> _Requirements_: Please output the entries as a numbered list, running from the start of the entries through the line containing "conclusion-label-char: 验: [223, 1415, 249, 1453]", with that line included and blank lines left out.

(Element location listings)

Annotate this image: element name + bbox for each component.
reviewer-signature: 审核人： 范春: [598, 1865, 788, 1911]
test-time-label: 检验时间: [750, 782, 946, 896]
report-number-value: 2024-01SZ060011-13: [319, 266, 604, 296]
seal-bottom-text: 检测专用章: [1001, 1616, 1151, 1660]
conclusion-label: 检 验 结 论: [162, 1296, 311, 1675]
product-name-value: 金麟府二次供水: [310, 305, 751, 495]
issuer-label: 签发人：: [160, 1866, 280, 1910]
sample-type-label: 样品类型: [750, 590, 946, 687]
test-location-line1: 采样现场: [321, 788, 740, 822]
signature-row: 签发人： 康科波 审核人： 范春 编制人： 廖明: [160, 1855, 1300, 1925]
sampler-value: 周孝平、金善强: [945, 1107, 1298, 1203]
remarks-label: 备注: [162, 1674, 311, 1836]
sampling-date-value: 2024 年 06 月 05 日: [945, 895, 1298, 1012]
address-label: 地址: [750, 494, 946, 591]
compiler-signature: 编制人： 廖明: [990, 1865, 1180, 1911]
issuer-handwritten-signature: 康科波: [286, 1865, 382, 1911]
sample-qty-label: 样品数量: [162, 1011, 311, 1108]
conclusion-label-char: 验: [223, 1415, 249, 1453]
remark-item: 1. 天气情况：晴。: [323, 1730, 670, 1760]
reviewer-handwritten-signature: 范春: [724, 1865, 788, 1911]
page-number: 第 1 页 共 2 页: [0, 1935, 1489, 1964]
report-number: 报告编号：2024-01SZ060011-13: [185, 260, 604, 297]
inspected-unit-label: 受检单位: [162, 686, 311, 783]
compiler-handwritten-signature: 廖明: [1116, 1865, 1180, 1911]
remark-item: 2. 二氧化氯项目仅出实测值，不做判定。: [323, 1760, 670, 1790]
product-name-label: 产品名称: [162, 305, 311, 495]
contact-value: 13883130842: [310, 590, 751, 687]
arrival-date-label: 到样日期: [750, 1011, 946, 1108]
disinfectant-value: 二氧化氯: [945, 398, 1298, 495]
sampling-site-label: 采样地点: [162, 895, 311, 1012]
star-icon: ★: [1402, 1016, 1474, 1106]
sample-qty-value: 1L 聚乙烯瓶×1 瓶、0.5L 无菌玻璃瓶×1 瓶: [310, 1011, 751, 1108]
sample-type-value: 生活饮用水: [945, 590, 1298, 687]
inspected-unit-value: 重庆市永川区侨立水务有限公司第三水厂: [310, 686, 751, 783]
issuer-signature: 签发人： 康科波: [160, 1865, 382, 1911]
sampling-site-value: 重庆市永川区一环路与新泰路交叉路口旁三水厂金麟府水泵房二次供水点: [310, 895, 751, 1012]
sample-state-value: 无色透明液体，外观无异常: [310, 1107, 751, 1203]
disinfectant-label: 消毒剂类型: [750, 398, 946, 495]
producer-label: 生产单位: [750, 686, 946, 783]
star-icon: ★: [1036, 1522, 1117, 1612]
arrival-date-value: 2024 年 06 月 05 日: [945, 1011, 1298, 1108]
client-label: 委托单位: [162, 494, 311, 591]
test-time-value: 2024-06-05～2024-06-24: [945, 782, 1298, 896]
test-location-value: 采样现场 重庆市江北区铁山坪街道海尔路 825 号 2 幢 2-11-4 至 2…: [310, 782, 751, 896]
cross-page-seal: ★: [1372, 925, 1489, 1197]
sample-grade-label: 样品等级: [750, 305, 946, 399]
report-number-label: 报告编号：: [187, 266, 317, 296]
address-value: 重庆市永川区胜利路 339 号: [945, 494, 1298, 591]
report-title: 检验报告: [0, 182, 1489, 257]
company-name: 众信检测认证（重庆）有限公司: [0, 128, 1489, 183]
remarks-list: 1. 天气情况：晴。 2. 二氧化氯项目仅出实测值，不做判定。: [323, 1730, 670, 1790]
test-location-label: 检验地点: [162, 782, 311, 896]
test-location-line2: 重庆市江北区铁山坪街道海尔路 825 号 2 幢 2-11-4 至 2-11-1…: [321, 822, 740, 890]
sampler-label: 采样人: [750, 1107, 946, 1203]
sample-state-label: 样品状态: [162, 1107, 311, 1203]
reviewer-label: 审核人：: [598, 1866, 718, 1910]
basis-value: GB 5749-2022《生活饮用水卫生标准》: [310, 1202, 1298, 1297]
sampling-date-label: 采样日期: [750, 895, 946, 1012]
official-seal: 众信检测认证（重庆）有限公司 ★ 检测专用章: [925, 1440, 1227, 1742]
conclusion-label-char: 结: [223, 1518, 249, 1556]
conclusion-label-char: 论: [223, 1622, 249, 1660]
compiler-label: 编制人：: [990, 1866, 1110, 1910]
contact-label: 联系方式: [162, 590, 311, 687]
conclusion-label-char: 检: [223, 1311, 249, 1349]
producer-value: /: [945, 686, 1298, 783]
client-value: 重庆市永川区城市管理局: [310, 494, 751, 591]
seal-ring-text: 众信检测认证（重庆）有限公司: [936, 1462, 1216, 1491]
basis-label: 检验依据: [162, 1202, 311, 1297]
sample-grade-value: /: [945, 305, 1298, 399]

> _Exercise solution_:
1. Annotate this image: element name + bbox for each component.
2. reviewer-signature: 审核人： 范春: [598, 1865, 788, 1911]
3. test-time-label: 检验时间: [750, 782, 946, 896]
4. report-number-value: 2024-01SZ060011-13: [319, 266, 604, 296]
5. seal-bottom-text: 检测专用章: [1001, 1616, 1151, 1660]
6. conclusion-label: 检 验 结 论: [162, 1296, 311, 1675]
7. product-name-value: 金麟府二次供水: [310, 305, 751, 495]
8. issuer-label: 签发人：: [160, 1866, 280, 1910]
9. sample-type-label: 样品类型: [750, 590, 946, 687]
10. test-location-line1: 采样现场: [321, 788, 740, 822]
11. signature-row: 签发人： 康科波 审核人： 范春 编制人： 廖明: [160, 1855, 1300, 1925]
12. sampler-value: 周孝平、金善强: [945, 1107, 1298, 1203]
13. remarks-label: 备注: [162, 1674, 311, 1836]
14. sampling-date-value: 2024 年 06 月 05 日: [945, 895, 1298, 1012]
15. address-label: 地址: [750, 494, 946, 591]
16. compiler-signature: 编制人： 廖明: [990, 1865, 1180, 1911]
17. issuer-handwritten-signature: 康科波: [286, 1865, 382, 1911]
18. sample-qty-label: 样品数量: [162, 1011, 311, 1108]
19. conclusion-label-char: 验: [223, 1415, 249, 1453]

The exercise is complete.